======== EXERCISE INPUTS ========
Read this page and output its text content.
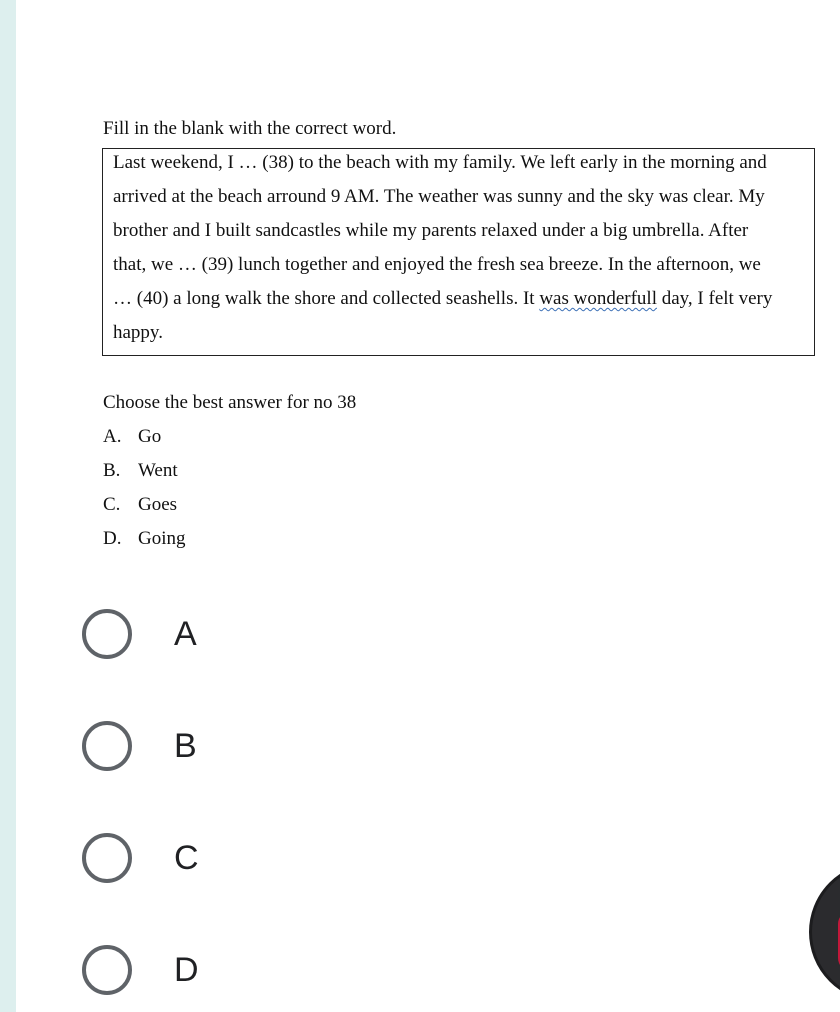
Fill in the blank with the correct word.
Last weekend, I … (38) to the beach with my family. We left early in the morning and
arrived at the beach arround 9 AM. The weather was sunny and the sky was clear. My
brother and I built sandcastles while my parents relaxed under a big umbrella. After
that, we … (39) lunch together and enjoyed the fresh sea breeze. In the afternoon, we
… (40) a long walk the shore and collected seashells. It was wonderfull day, I felt very
happy.
Choose the best answer for no 38
A. Go
B. Went
C. Goes
D. Going
A
B
C
D
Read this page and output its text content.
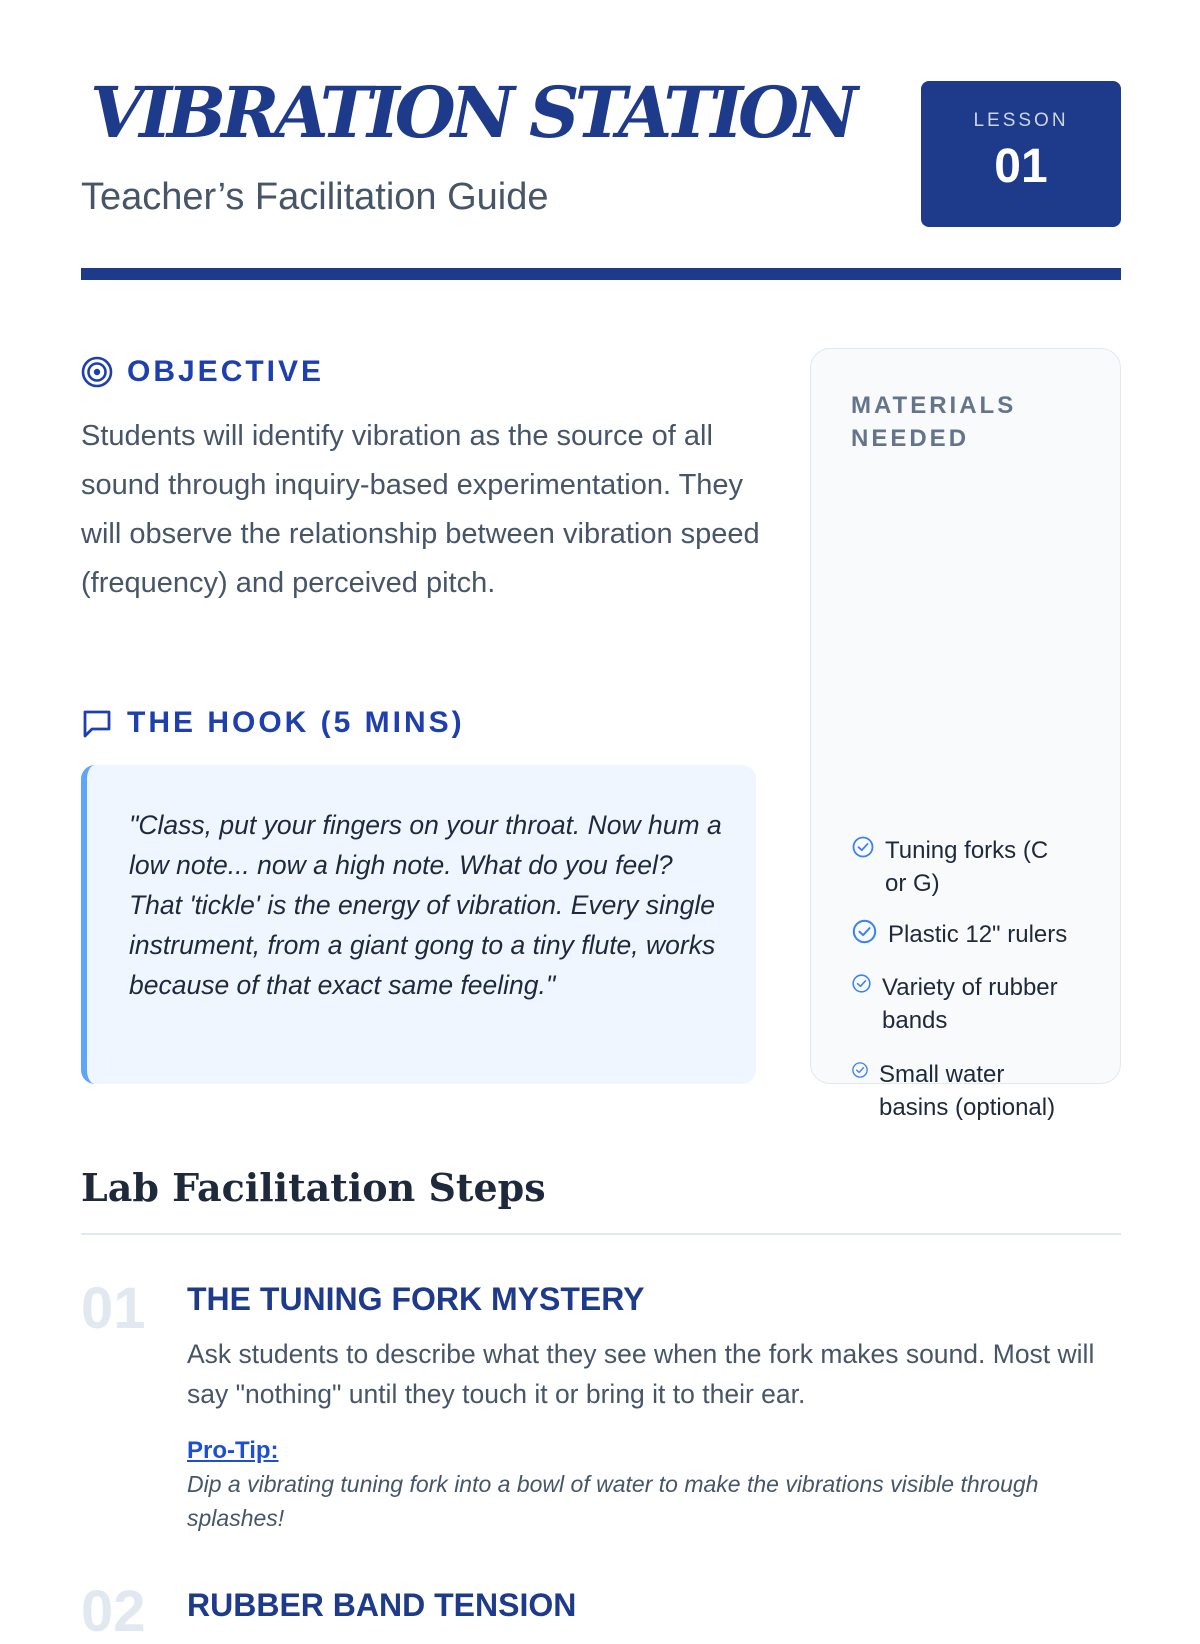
VIBRATION STATION
Teacher’s Facilitation Guide
LESSON
01
OBJECTIVE

Students will identify vibration as the source of all sound through inquiry-based experimentation. They will observe the relationship between vibration speed (frequency) and perceived pitch.

THE HOOK (5 MINS)

"Class, put your fingers on your throat. Now hum a low note... now a high note. What do you feel? That 'tickle' is the energy of vibration. Every single instrument, from a giant gong to a tiny flute, works because of that exact same feeling."

MATERIALS NEEDED
Tuning forks (C or G)
Plastic 12" rulers
Variety of rubber bands
Small water basins (optional)
Lab Facilitation Steps
01 THE TUNING FORK MYSTERY

Ask students to describe what they see when the fork makes sound. Most will say "nothing" until they touch it or bring it to their ear.

Pro-Tip:

Dip a vibrating tuning fork into a bowl of water to make the vibrations visible through splashes!

02 RUBBER BAND TENSION
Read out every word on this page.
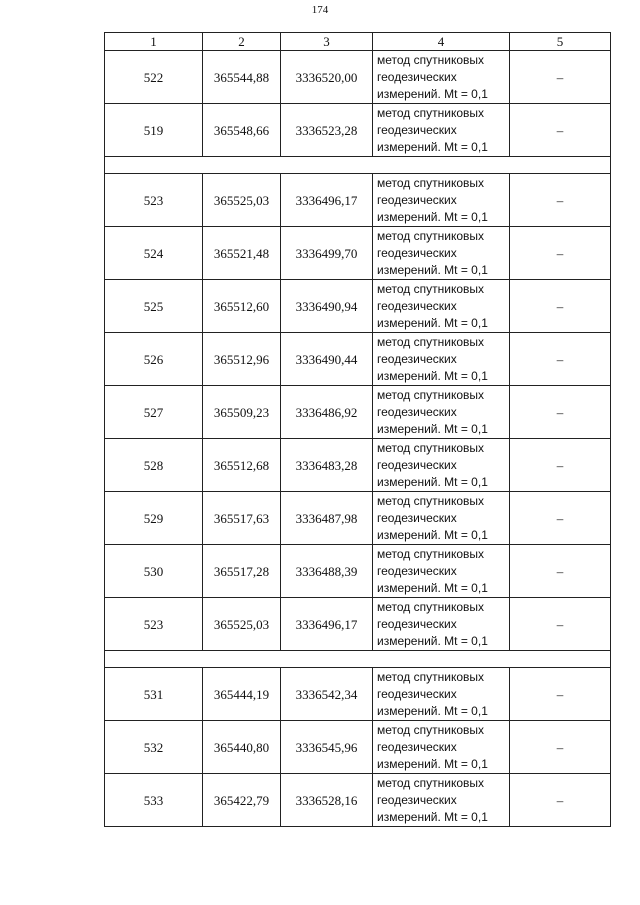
174
1	2	3	4	5
522	365544,88	3336520,00	метод спутниковых геодезических измерений. Mt = 0,1	–
519	365548,66	3336523,28	метод спутниковых геодезических измерений. Mt = 0,1	–

523	365525,03	3336496,17	метод спутниковых геодезических измерений. Mt = 0,1	–
524	365521,48	3336499,70	метод спутниковых геодезических измерений. Mt = 0,1	–
525	365512,60	3336490,94	метод спутниковых геодезических измерений. Mt = 0,1	–
526	365512,96	3336490,44	метод спутниковых геодезических измерений. Mt = 0,1	–
527	365509,23	3336486,92	метод спутниковых геодезических измерений. Mt = 0,1	–
528	365512,68	3336483,28	метод спутниковых геодезических измерений. Mt = 0,1	–
529	365517,63	3336487,98	метод спутниковых геодезических измерений. Mt = 0,1	–
530	365517,28	3336488,39	метод спутниковых геодезических измерений. Mt = 0,1	–
523	365525,03	3336496,17	метод спутниковых геодезических измерений. Mt = 0,1	–

531	365444,19	3336542,34	метод спутниковых геодезических измерений. Mt = 0,1	–
532	365440,80	3336545,96	метод спутниковых геодезических измерений. Mt = 0,1	–
533	365422,79	3336528,16	метод спутниковых геодезических измерений. Mt = 0,1	–
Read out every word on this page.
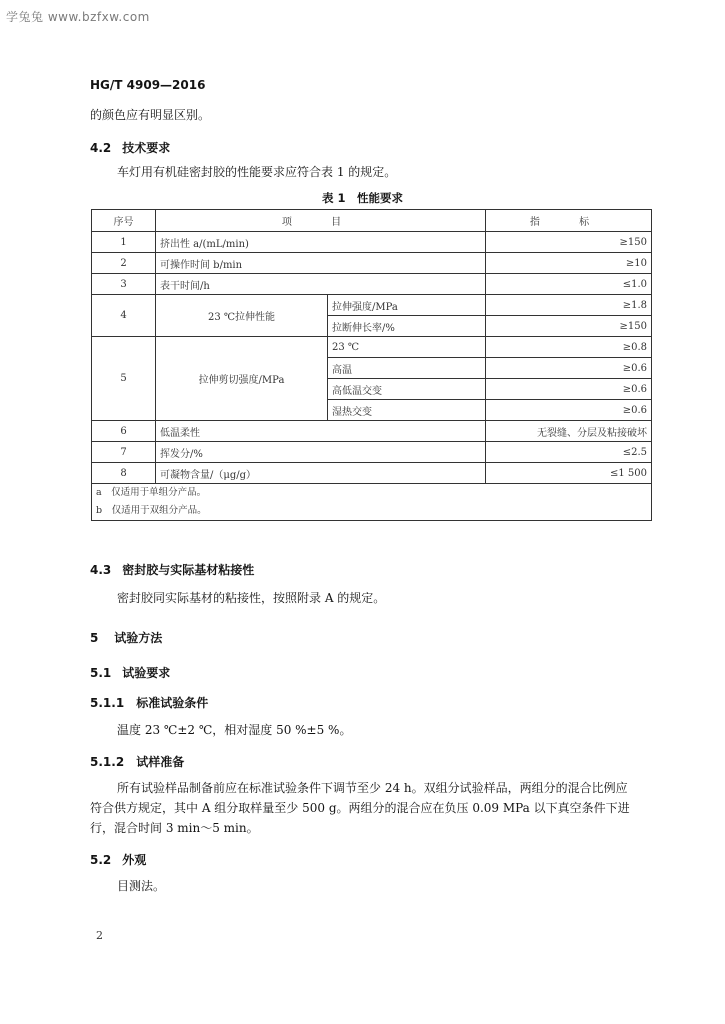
学兔兔 www.bzfxw.com
HG/T 4909—2016
的颜色应有明显区别。
4.2 技术要求
车灯用有机硅密封胶的性能要求应符合表 1 的规定。
表 1　性能要求
序号	项 目		指 标
1	挤出性 a/(mL/min)		≥150
2	可操作时间 b/min		≥10
3	表干时间/h		≤1.0
4	23 ℃拉伸性能	拉伸强度/MPa	≥1.8
		拉断伸长率/%	≥150
5	拉伸剪切强度/MPa	23 ℃	≥0.8
		高温	≥0.6
		高低温交变	≥0.6
		湿热交变	≥0.6
6	低温柔性		无裂缝、分层及粘接破坏
7	挥发分/%		≤2.5
8	可凝物含量/（μg/g）		≤1 500

a　仅适用于单组分产品。
b　仅适用于双组分产品。			
4.3 密封胶与实际基材粘接性
密封胶同实际基材的粘接性，按照附录 A 的规定。
5 试验方法
5.1 试验要求
5.1.1 标准试验条件
温度 23 ℃±2 ℃，相对湿度 50 %±5 %。
5.1.2 试样准备
所有试验样品制备前应在标准试验条件下调节至少 24 h。双组分试验样品，两组分的混合比例应
符合供方规定，其中 A 组分取样量至少 500 g。两组分的混合应在负压 0.09 MPa 以下真空条件下进
行，混合时间 3 min～5 min。
5.2 外观
目测法。
2
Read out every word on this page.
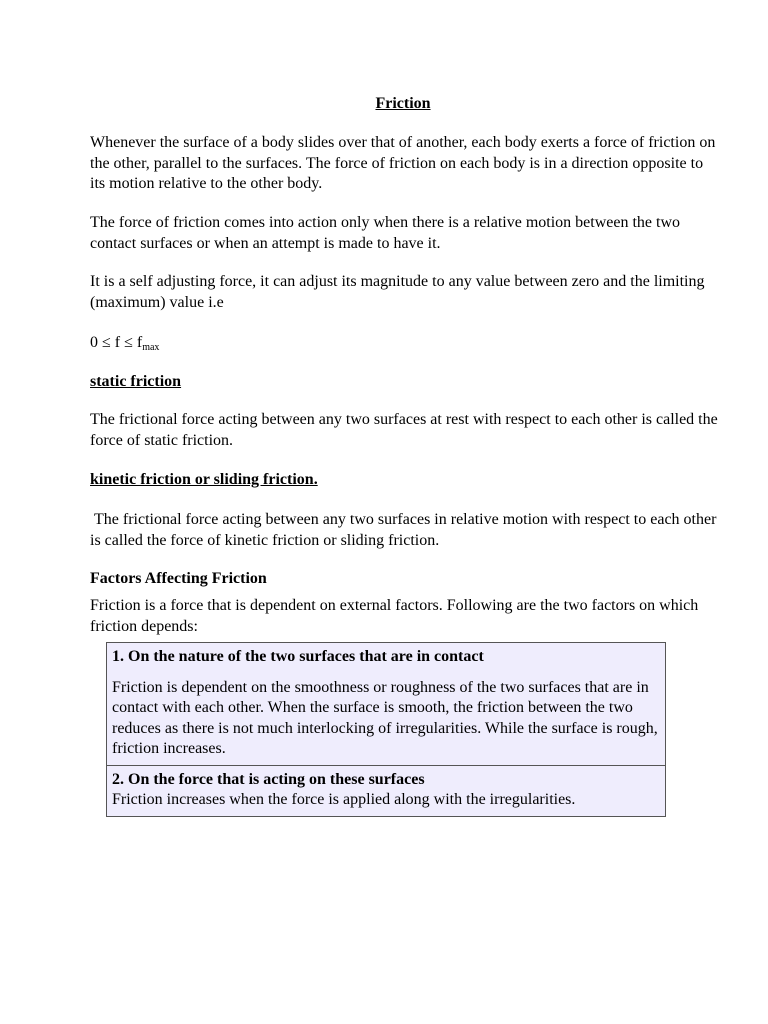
Friction

Whenever the surface of a body slides over that of another, each body exerts a force of friction on the other, parallel to the surfaces. The force of friction on each body is in a direction opposite to its motion relative to the other body.

The force of friction comes into action only when there is a relative motion between the two contact surfaces or when an attempt is made to have it.

It is a self adjusting force, it can adjust its magnitude to any value between zero and the limiting (maximum) value i.e

$0 \le f \le f_{max}$

static friction

The frictional force acting between any two surfaces at rest with respect to each other is called the force of static friction.

kinetic friction or sliding friction.

The frictional force acting between any two surfaces in relative motion with respect to each other is called the force of kinetic friction or sliding friction.

Factors Affecting Friction

Friction is a force that is dependent on external factors. Following are the two factors on which friction depends:

1. On the nature of the two surfaces that are in contact
Friction is dependent on the smoothness or roughness of the two surfaces that are in contact with each other. When the surface is smooth, the friction between the two reduces as there is not much interlocking of irregularities. While the surface is rough, friction increases.
2. On the force that is acting on these surfaces
Friction increases when the force is applied along with the irregularities.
========
**DO THIS:** Every record must be copied exactly, with the pictures left out.

**CORRECT RESULT:**
Read this page and output its text content.
Fill in the blank with the correct word.
Last weekend, I … (38) to the beach with my family. We left early in the morning and
arrived at the beach arround 9 AM. The weather was sunny and the sky was clear. My
brother and I built sandcastles while my parents relaxed under a big umbrella. After
that, we … (39) lunch together and enjoyed the fresh sea breeze. In the afternoon, we
… (40) a long walk the shore and collected seashells. It was wonderfull day, I felt very
happy.
Choose the best answer for no 38
A. Go
B. Went
C. Goes
D. Going
A
B
C
D
Read this page and output its text content.
VIBRATION STATION
Teacher’s Facilitation Guide
LESSON
01
OBJECTIVE

Students will identify vibration as the source of all sound through inquiry-based experimentation. They will observe the relationship between vibration speed (frequency) and perceived pitch.

THE HOOK (5 MINS)

"Class, put your fingers on your throat. Now hum a low note... now a high note. What do you feel? That 'tickle' is the energy of vibration. Every single instrument, from a giant gong to a tiny flute, works because of that exact same feeling."

MATERIALS NEEDED
Tuning forks (C or G)
Plastic 12" rulers
Variety of rubber bands
Small water basins (optional)
Lab Facilitation Steps
01 THE TUNING FORK MYSTERY

Ask students to describe what they see when the fork makes sound. Most will say "nothing" until they touch it or bring it to their ear.

Pro-Tip:

Dip a vibrating tuning fork into a bowl of water to make the vibrations visible through splashes!

02 RUBBER BAND TENSION
Read out every word on this page.
174
1	2	3	4	5
522	365544,88	3336520,00	метод спутниковых геодезических измерений. Mt = 0,1	–
519	365548,66	3336523,28	метод спутниковых геодезических измерений. Mt = 0,1	–

523	365525,03	3336496,17	метод спутниковых геодезических измерений. Mt = 0,1	–
524	365521,48	3336499,70	метод спутниковых геодезических измерений. Mt = 0,1	–
525	365512,60	3336490,94	метод спутниковых геодезических измерений. Mt = 0,1	–
526	365512,96	3336490,44	метод спутниковых геодезических измерений. Mt = 0,1	–
527	365509,23	3336486,92	метод спутниковых геодезических измерений. Mt = 0,1	–
528	365512,68	3336483,28	метод спутниковых геодезических измерений. Mt = 0,1	–
529	365517,63	3336487,98	метод спутниковых геодезических измерений. Mt = 0,1	–
530	365517,28	3336488,39	метод спутниковых геодезических измерений. Mt = 0,1	–
523	365525,03	3336496,17	метод спутниковых геодезических измерений. Mt = 0,1	–

531	365444,19	3336542,34	метод спутниковых геодезических измерений. Mt = 0,1	–
532	365440,80	3336545,96	метод спутниковых геодезических измерений. Mt = 0,1	–
533	365422,79	3336528,16	метод спутниковых геодезических измерений. Mt = 0,1	–
Read out every word on this page.
学兔兔 www.bzfxw.com
HG/T 4909—2016
的颜色应有明显区别。
4.2 技术要求
车灯用有机硅密封胶的性能要求应符合表 1 的规定。
表 1　性能要求
序号	项 目		指 标
1	挤出性 a/(mL/min)		≥150
2	可操作时间 b/min		≥10
3	表干时间/h		≤1.0
4	23 ℃拉伸性能	拉伸强度/MPa	≥1.8
		拉断伸长率/%	≥150
5	拉伸剪切强度/MPa	23 ℃	≥0.8
		高温	≥0.6
		高低温交变	≥0.6
		湿热交变	≥0.6
6	低温柔性		无裂缝、分层及粘接破坏
7	挥发分/%		≤2.5
8	可凝物含量/（μg/g）		≤1 500

a　仅适用于单组分产品。
b　仅适用于双组分产品。			
4.3 密封胶与实际基材粘接性
密封胶同实际基材的粘接性，按照附录 A 的规定。
5 试验方法
5.1 试验要求
5.1.1 标准试验条件
温度 23 ℃±2 ℃，相对湿度 50 %±5 %。
5.1.2 试样准备
所有试验样品制备前应在标准试验条件下调节至少 24 h。双组分试验样品，两组分的混合比例应
符合供方规定，其中 A 组分取样量至少 500 g。两组分的混合应在负压 0.09 MPa 以下真空条件下进
行，混合时间 3 min～5 min。
5.2 外观
目测法。
2
Read out every word on this page.
Friction

Whenever the surface of a body slides over that of another, each body exerts a force of friction on the other, parallel to the surfaces. The force of friction on each body is in a direction opposite to its motion relative to the other body.

The force of friction comes into action only when there is a relative motion between the two contact surfaces or when an attempt is made to have it.

It is a self adjusting force, it can adjust its magnitude to any value between zero and the limiting (maximum) value i.e

$0 \le f \le f_{max}$

static friction

The frictional force acting between any two surfaces at rest with respect to each other is called the force of static friction.

kinetic friction or sliding friction.

The frictional force acting between any two surfaces in relative motion with respect to each other is called the force of kinetic friction or sliding friction.

Factors Affecting Friction

Friction is a force that is dependent on external factors. Following are the two factors on which friction depends:

1. On the nature of the two surfaces that are in contact
Friction is dependent on the smoothness or roughness of the two surfaces that are in contact with each other. When the surface is smooth, the friction between the two reduces as there is not much interlocking of irregularities. While the surface is rough, friction increases.
2. On the force that is acting on these surfaces
Friction increases when the force is applied along with the irregularities.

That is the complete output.